## PROBLEM DESCRIPTION
Every record below should be printed exactly as given.

## INFORMATION PROVIDED
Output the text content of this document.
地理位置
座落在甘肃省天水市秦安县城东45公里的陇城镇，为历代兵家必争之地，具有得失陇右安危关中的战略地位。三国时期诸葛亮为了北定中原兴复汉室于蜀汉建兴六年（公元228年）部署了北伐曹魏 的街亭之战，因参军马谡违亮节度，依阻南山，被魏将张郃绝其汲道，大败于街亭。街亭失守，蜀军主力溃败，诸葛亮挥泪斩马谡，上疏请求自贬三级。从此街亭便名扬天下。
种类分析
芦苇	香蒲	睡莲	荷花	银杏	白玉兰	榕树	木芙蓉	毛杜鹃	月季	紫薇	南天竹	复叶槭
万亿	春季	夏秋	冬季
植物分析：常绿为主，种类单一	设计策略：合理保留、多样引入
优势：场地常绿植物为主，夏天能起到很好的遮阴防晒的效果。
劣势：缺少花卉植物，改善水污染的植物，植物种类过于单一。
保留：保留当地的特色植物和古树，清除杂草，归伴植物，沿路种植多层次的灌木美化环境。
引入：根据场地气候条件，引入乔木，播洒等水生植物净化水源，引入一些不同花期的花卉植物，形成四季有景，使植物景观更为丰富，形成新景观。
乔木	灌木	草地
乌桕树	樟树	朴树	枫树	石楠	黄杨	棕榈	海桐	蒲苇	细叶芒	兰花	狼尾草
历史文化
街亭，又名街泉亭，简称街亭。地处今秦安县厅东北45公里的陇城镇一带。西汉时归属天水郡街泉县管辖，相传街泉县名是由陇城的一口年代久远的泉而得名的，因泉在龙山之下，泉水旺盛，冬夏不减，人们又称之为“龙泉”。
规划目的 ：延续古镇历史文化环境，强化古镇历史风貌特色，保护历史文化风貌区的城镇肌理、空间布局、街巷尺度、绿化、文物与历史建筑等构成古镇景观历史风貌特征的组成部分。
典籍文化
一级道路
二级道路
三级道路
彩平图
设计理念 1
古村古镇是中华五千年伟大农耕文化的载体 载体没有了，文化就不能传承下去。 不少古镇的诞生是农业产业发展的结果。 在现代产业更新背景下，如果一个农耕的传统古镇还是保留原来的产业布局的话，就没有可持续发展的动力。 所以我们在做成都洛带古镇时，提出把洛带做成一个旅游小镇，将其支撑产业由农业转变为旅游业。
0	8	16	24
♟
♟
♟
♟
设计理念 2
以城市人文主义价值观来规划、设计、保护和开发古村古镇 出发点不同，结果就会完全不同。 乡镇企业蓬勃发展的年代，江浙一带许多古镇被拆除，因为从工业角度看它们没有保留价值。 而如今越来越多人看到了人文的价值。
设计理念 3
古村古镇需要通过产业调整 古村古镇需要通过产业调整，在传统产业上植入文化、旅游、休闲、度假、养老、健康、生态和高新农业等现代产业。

## FULL OUTPUT
Output the text content of this document.
地理位置
座落在甘肃省天水市秦安县城东45公里的陇城镇，为历代兵家必争之地，具有得失陇右安危关中的战略地位。三国时期诸葛亮为了北定中原兴复汉室于蜀汉建兴六年（公元228年）部署了北伐曹魏 的街亭之战，因参军马谡违亮节度，依阻南山，被魏将张郃绝其汲道，大败于街亭。街亭失守，蜀军主力溃败，诸葛亮挥泪斩马谡，上疏请求自贬三级。从此街亭便名扬天下。
种类分析
芦苇	香蒲	睡莲	荷花	银杏	白玉兰	榕树	木芙蓉	毛杜鹃	月季	紫薇	南天竹	复叶槭
万亿	春季	夏秋	冬季
植物分析：常绿为主，种类单一	设计策略：合理保留、多样引入
优势：场地常绿植物为主，夏天能起到很好的遮阴防晒的效果。
劣势：缺少花卉植物，改善水污染的植物，植物种类过于单一。
保留：保留当地的特色植物和古树，清除杂草，归伴植物，沿路种植多层次的灌木美化环境。
引入：根据场地气候条件，引入乔木，播洒等水生植物净化水源，引入一些不同花期的花卉植物，形成四季有景，使植物景观更为丰富，形成新景观。
乔木	灌木	草地
乌桕树	樟树	朴树	枫树	石楠	黄杨	棕榈	海桐	蒲苇	细叶芒	兰花	狼尾草
历史文化
街亭，又名街泉亭，简称街亭。地处今秦安县厅东北45公里的陇城镇一带。西汉时归属天水郡街泉县管辖，相传街泉县名是由陇城的一口年代久远的泉而得名的，因泉在龙山之下，泉水旺盛，冬夏不减，人们又称之为“龙泉”。
规划目的 ：延续古镇历史文化环境，强化古镇历史风貌特色，保护历史文化风貌区的城镇肌理、空间布局、街巷尺度、绿化、文物与历史建筑等构成古镇景观历史风貌特征的组成部分。
典籍文化
一级道路
二级道路
三级道路
彩平图
设计理念 1
古村古镇是中华五千年伟大农耕文化的载体 载体没有了，文化就不能传承下去。 不少古镇的诞生是农业产业发展的结果。 在现代产业更新背景下，如果一个农耕的传统古镇还是保留原来的产业布局的话，就没有可持续发展的动力。 所以我们在做成都洛带古镇时，提出把洛带做成一个旅游小镇，将其支撑产业由农业转变为旅游业。
0	8	16	24
♟
♟
♟
♟
设计理念 2
以城市人文主义价值观来规划、设计、保护和开发古村古镇 出发点不同，结果就会完全不同。 乡镇企业蓬勃发展的年代，江浙一带许多古镇被拆除，因为从工业角度看它们没有保留价值。 而如今越来越多人看到了人文的价值。
设计理念 3
古村古镇需要通过产业调整 古村古镇需要通过产业调整，在传统产业上植入文化、旅游、休闲、度假、养老、健康、生态和高新农业等现代产业。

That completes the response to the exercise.